▶ _EXERCISE DETAILS_
Set out every line bearing the string "dashed".

▶ _RECORDED DATA_
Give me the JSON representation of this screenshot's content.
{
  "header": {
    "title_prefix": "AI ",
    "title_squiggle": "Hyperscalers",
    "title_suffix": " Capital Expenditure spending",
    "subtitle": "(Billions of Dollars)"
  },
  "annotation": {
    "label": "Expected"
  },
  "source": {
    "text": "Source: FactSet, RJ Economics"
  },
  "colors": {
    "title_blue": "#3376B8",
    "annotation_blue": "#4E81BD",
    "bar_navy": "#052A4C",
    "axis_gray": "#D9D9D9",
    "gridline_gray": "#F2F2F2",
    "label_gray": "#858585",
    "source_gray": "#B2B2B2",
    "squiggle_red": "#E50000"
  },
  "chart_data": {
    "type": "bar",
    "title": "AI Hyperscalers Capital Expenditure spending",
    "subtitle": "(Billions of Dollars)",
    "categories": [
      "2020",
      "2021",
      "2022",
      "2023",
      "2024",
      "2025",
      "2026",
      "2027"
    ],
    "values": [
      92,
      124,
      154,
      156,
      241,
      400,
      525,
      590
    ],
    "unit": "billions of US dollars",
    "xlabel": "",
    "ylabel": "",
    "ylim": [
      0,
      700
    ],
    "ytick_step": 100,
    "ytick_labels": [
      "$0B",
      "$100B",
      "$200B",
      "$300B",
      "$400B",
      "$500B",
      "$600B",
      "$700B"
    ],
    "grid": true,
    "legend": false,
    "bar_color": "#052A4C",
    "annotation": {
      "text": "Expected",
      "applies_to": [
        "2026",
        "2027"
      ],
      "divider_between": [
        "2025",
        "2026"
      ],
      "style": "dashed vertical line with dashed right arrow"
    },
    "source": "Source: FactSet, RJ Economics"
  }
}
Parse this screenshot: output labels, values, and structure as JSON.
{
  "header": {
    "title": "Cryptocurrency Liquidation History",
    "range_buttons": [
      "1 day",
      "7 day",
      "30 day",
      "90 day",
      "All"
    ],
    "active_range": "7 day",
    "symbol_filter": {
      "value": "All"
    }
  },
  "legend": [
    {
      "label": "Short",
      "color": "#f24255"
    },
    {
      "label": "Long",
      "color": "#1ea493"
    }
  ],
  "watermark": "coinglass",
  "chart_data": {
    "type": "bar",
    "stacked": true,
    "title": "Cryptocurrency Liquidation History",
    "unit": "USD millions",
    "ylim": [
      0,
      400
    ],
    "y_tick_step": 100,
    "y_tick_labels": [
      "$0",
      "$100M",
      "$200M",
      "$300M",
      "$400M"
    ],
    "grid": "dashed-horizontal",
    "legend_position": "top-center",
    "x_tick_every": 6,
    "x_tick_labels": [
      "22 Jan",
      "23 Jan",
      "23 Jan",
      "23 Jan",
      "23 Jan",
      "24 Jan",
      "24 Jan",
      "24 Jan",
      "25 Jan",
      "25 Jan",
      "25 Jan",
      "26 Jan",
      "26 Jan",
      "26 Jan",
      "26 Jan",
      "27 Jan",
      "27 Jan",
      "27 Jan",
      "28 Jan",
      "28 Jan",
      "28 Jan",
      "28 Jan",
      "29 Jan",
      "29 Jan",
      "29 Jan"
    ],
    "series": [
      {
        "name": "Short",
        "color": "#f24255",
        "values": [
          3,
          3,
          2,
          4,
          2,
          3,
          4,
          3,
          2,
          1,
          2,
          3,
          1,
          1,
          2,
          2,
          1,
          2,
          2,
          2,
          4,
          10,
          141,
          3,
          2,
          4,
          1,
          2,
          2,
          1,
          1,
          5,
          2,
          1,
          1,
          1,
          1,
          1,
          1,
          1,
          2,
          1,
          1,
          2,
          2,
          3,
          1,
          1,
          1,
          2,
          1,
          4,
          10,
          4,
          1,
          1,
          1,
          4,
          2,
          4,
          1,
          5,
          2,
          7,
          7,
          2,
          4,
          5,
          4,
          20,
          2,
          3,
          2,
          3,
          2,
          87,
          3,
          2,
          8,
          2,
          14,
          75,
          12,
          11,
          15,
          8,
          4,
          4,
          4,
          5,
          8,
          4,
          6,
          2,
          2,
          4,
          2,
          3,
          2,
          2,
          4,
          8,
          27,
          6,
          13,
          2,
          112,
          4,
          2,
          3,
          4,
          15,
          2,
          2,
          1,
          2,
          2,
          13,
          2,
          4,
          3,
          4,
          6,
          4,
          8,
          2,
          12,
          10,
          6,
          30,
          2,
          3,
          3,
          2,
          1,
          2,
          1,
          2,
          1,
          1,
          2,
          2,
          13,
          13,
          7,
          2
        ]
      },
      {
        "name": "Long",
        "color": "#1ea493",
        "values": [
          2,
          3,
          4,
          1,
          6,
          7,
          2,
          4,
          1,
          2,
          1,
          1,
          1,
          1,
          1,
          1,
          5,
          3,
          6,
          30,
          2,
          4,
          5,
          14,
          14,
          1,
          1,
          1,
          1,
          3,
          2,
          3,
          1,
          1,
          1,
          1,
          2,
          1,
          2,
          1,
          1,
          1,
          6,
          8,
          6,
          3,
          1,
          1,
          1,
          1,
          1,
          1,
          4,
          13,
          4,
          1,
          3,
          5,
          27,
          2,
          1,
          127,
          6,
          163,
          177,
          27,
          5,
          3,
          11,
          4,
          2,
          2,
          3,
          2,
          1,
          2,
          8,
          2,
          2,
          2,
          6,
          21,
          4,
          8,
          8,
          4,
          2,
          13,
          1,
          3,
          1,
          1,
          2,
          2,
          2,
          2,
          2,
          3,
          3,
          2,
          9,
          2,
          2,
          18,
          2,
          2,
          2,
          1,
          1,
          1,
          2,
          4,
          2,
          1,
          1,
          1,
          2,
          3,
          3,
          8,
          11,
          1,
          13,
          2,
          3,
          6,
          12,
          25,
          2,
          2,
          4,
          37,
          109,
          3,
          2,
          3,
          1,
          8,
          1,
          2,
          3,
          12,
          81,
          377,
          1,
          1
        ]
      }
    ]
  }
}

▶ _FULL ANSWER_
      "style": "dashed vertical line with dashed right arrow"
    "grid": "dashed-horizontal",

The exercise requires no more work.